Work to do: Find every line in the records that holds the string "color". Copy each one.

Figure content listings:
══════════
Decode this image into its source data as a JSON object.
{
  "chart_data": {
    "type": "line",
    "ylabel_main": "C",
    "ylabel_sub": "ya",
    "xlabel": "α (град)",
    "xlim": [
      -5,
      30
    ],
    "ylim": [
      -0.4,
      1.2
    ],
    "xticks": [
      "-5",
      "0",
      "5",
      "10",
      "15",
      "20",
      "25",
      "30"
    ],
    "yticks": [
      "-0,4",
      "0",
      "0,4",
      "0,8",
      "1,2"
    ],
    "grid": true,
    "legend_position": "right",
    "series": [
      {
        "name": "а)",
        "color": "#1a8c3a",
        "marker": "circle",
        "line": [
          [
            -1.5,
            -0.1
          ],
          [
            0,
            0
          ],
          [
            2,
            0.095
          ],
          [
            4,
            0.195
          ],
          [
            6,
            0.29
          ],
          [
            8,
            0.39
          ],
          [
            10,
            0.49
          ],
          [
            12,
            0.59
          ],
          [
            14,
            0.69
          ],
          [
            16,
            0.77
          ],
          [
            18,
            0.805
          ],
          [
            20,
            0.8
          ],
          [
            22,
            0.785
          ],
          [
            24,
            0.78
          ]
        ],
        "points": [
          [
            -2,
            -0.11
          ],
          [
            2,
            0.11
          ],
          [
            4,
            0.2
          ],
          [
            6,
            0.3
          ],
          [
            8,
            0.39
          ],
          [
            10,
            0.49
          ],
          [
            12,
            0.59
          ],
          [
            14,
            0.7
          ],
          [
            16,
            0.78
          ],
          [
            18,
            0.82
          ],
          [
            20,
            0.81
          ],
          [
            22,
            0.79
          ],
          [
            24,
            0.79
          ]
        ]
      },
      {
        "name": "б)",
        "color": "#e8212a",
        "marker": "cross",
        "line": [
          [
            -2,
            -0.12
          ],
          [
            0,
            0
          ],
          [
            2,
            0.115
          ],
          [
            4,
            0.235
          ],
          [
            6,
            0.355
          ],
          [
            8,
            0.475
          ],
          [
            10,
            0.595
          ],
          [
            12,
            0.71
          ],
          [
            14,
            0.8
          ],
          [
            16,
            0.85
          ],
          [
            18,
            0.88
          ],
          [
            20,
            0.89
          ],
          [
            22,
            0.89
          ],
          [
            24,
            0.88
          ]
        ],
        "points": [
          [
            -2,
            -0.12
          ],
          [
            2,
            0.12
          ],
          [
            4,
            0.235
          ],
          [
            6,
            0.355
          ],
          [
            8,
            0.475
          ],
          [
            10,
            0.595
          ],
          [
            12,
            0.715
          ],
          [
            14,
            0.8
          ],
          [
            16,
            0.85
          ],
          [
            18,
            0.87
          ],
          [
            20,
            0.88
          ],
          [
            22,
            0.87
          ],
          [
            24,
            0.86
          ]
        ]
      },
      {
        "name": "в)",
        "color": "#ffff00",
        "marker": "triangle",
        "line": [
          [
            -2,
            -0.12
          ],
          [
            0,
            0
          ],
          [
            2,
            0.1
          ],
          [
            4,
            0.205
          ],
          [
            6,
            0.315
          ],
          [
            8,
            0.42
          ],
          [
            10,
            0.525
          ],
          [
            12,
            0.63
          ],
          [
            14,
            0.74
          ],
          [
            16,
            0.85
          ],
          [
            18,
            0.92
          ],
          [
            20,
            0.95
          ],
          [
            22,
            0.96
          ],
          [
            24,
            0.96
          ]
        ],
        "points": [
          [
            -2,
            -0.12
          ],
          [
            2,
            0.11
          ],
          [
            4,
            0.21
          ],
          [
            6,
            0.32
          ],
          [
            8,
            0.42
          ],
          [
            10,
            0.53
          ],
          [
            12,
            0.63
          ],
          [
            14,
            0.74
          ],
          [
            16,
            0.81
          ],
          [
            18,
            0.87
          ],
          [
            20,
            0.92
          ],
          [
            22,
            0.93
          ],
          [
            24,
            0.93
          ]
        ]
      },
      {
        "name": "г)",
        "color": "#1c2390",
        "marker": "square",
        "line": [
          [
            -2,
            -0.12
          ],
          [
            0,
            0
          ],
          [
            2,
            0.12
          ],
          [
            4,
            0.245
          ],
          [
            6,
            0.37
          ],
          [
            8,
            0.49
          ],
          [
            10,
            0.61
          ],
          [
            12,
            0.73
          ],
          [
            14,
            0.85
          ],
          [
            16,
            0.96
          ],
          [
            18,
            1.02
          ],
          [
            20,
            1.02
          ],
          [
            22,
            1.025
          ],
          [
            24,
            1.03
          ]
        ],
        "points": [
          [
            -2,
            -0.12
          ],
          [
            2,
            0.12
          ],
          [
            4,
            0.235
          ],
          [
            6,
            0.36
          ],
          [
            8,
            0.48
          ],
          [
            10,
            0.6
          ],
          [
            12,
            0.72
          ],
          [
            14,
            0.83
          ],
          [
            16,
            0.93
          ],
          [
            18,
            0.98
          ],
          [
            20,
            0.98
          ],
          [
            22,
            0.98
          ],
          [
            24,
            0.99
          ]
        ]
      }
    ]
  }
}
══════════
Reply to the task:
        "color": "#1a8c3a",
        "color": "#e8212a",
        "color": "#ffff00",
        "color": "#1c2390",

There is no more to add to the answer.